RECORDS TO PROCESS ▸
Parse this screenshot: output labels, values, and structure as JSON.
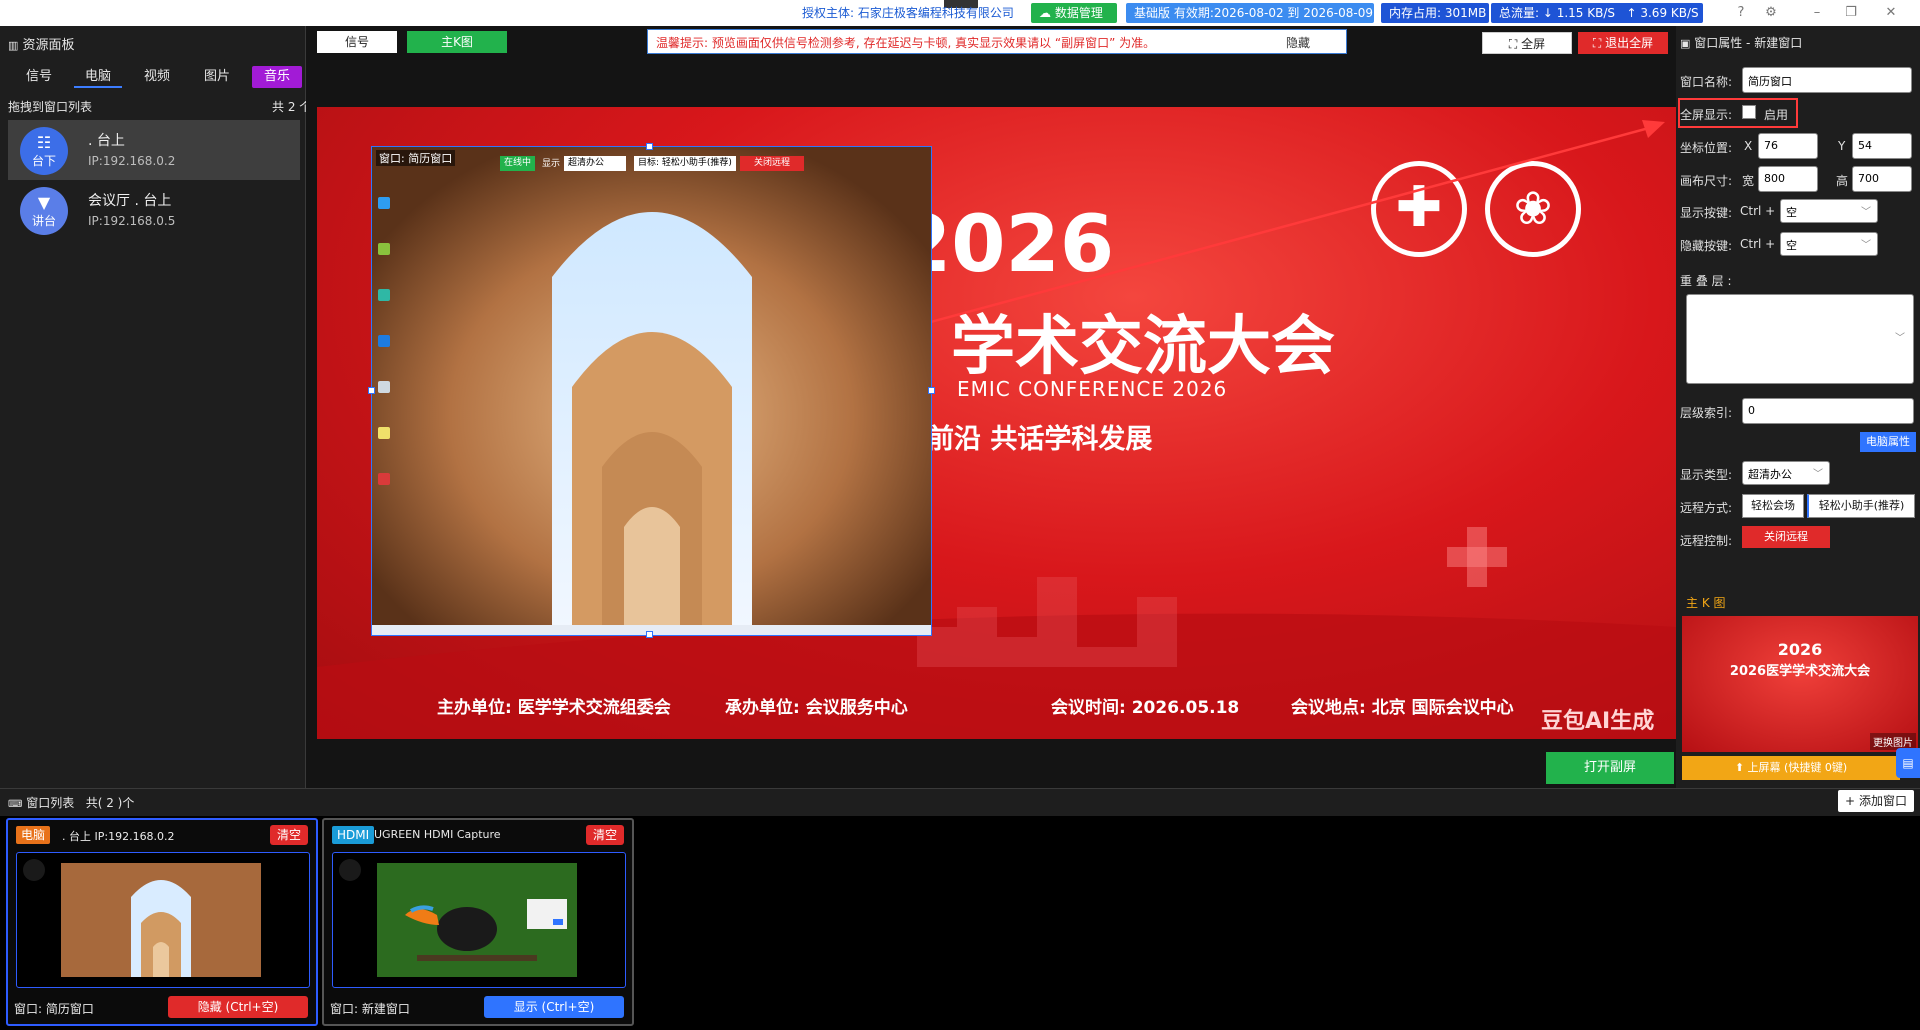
{
  "topbar": {
    "licensee": "授权主体: 石家庄极客编程科技有限公司",
    "data_mgmt": "数据管理",
    "edition": "基础版 有效期:2026-08-02 到 2026-08-09",
    "memory": "内存占用: 301MB",
    "net_down": "总流量: ↓ 1.15 KB/S",
    "net_up": "↑ 3.69 KB/S"
  },
  "left_panel": {
    "title": "资源面板",
    "tabs": [
      "信号",
      "电脑",
      "视频",
      "图片",
      "音乐"
    ],
    "drag_hint": "拖拽到窗口列表",
    "count": "共 2 个",
    "devices": [
      {
        "icon_label": "台下",
        "name": ". 台上",
        "ip": "IP:192.168.0.2"
      },
      {
        "icon_label": "讲台",
        "name": "会议厅 . 台上",
        "ip": "IP:192.168.0.5"
      }
    ]
  },
  "preview_controls": {
    "tab_signal": "信号",
    "tab_main": "主K图",
    "notice": "温馨提示: 预览画面仅供信号检测参考, 存在延迟与卡顿, 真实显示效果请以 “副屏窗口” 为准。",
    "hide": "隐藏",
    "fullscreen": "全屏",
    "exit_fullscreen": "退出全屏",
    "open_secondary": "打开副屏"
  },
  "slide": {
    "year": "2026",
    "title": "学术交流大会",
    "subtitle_en": "EMIC CONFERENCE 2026",
    "slogan": "前沿  共话学科发展",
    "footer_host": "主办单位: 医学学术交流组委会",
    "footer_org": "承办单位: 会议服务中心",
    "footer_time": "会议时间: 2026.05.18",
    "footer_place": "会议地点: 北京 国际会议中心",
    "watermark": "豆包AI生成"
  },
  "embedded_window": {
    "title": "窗口: 简历窗口",
    "status": "在线中",
    "display_label": "显示",
    "display_value": "超清办公",
    "target": "目标: 轻松小助手(推荐)",
    "close_remote": "关闭远程"
  },
  "right_panel": {
    "title": "窗口属性 - 新建窗口",
    "name_label": "窗口名称:",
    "name_value": "简历窗口",
    "fullscreen_label": "全屏显示:",
    "fullscreen_enable": "启用",
    "pos_label": "坐标位置:",
    "x_label": "X",
    "x_value": "76",
    "y_label": "Y",
    "y_value": "54",
    "size_label": "画布尺寸:",
    "w_label": "宽",
    "w_value": "800",
    "h_label": "高",
    "h_value": "700",
    "show_key_label": "显示按键:",
    "hide_key_label": "隐藏按键:",
    "ctrl": "Ctrl +",
    "key_value": "空",
    "overlay_label": "重 叠 层 :",
    "layer_label": "层级索引:",
    "layer_value": "0",
    "pc_attr": "电脑属性",
    "display_type_label": "显示类型:",
    "display_type_value": "超清办公",
    "remote_mode_label": "远程方式:",
    "remote_opt1": "轻松会场",
    "remote_opt2": "轻松小助手(推荐)",
    "remote_ctrl_label": "远程控制:",
    "remote_close": "关闭远程",
    "mainK_title": "主 K 图",
    "thumb_year": "2026",
    "thumb_title": "2026医学学术交流大会",
    "replace_image": "更换图片",
    "upload_screen": "⬆ 上屏幕  (快捷键 0键)"
  },
  "bottom": {
    "title": "窗口列表",
    "count": "共( 2 )个",
    "add_window": "添加窗口",
    "cards": [
      {
        "tag": "电脑",
        "title": ". 台上 IP:192.168.0.2",
        "clear": "清空",
        "footer": "窗口: 简历窗口",
        "action": "隐藏 (Ctrl+空)"
      },
      {
        "tag": "HDMI",
        "title": "UGREEN HDMI Capture",
        "clear": "清空",
        "footer": "窗口: 新建窗口",
        "action": "显示 (Ctrl+空)"
      }
    ]
  },
  "colors": {
    "accent_blue": "#2f74ff",
    "danger_red": "#e02a2a",
    "green": "#22b24c",
    "music_purple": "#a21bd6",
    "gold": "#f2a615"
  }
}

INSTRUCTION ▸
Transcribe the whole listing exactly. Pictures stay out of your copy.

RESPONSE TO THE TASK ▸
Parse this screenshot: output labels, values, and structure as JSON.
{
  "topbar": {
    "licensee": "授权主体: 石家庄极客编程科技有限公司",
    "data_mgmt": "数据管理",
    "edition": "基础版 有效期:2026-08-02 到 2026-08-09",
    "memory": "内存占用: 301MB",
    "net_down": "总流量: ↓ 1.15 KB/S",
    "net_up": "↑ 3.69 KB/S"
  },
  "left_panel": {
    "title": "资源面板",
    "tabs": [
      "信号",
      "电脑",
      "视频",
      "图片",
      "音乐"
    ],
    "drag_hint": "拖拽到窗口列表",
    "count": "共 2 个",
    "devices": [
      {
        "icon_label": "台下",
        "name": ". 台上",
        "ip": "IP:192.168.0.2"
      },
      {
        "icon_label": "讲台",
        "name": "会议厅 . 台上",
        "ip": "IP:192.168.0.5"
      }
    ]
  },
  "preview_controls": {
    "tab_signal": "信号",
    "tab_main": "主K图",
    "notice": "温馨提示: 预览画面仅供信号检测参考, 存在延迟与卡顿, 真实显示效果请以 “副屏窗口” 为准。",
    "hide": "隐藏",
    "fullscreen": "全屏",
    "exit_fullscreen": "退出全屏",
    "open_secondary": "打开副屏"
  },
  "slide": {
    "year": "2026",
    "title": "学术交流大会",
    "subtitle_en": "EMIC CONFERENCE 2026",
    "slogan": "前沿  共话学科发展",
    "footer_host": "主办单位: 医学学术交流组委会",
    "footer_org": "承办单位: 会议服务中心",
    "footer_time": "会议时间: 2026.05.18",
    "footer_place": "会议地点: 北京 国际会议中心",
    "watermark": "豆包AI生成"
  },
  "embedded_window": {
    "title": "窗口: 简历窗口",
    "status": "在线中",
    "display_label": "显示",
    "display_value": "超清办公",
    "target": "目标: 轻松小助手(推荐)",
    "close_remote": "关闭远程"
  },
  "right_panel": {
    "title": "窗口属性 - 新建窗口",
    "name_label": "窗口名称:",
    "name_value": "简历窗口",
    "fullscreen_label": "全屏显示:",
    "fullscreen_enable": "启用",
    "pos_label": "坐标位置:",
    "x_label": "X",
    "x_value": "76",
    "y_label": "Y",
    "y_value": "54",
    "size_label": "画布尺寸:",
    "w_label": "宽",
    "w_value": "800",
    "h_label": "高",
    "h_value": "700",
    "show_key_label": "显示按键:",
    "hide_key_label": "隐藏按键:",
    "ctrl": "Ctrl +",
    "key_value": "空",
    "overlay_label": "重 叠 层 :",
    "layer_label": "层级索引:",
    "layer_value": "0",
    "pc_attr": "电脑属性",
    "display_type_label": "显示类型:",
    "display_type_value": "超清办公",
    "remote_mode_label": "远程方式:",
    "remote_opt1": "轻松会场",
    "remote_opt2": "轻松小助手(推荐)",
    "remote_ctrl_label": "远程控制:",
    "remote_close": "关闭远程",
    "mainK_title": "主 K 图",
    "thumb_year": "2026",
    "thumb_title": "2026医学学术交流大会",
    "replace_image": "更换图片",
    "upload_screen": "⬆ 上屏幕  (快捷键 0键)"
  },
  "bottom": {
    "title": "窗口列表",
    "count": "共( 2 )个",
    "add_window": "添加窗口",
    "cards": [
      {
        "tag": "电脑",
        "title": ". 台上 IP:192.168.0.2",
        "clear": "清空",
        "footer": "窗口: 简历窗口",
        "action": "隐藏 (Ctrl+空)"
      },
      {
        "tag": "HDMI",
        "title": "UGREEN HDMI Capture",
        "clear": "清空",
        "footer": "窗口: 新建窗口",
        "action": "显示 (Ctrl+空)"
      }
    ]
  },
  "colors": {
    "accent_blue": "#2f74ff",
    "danger_red": "#e02a2a",
    "green": "#22b24c",
    "music_purple": "#a21bd6",
    "gold": "#f2a615"
  }
}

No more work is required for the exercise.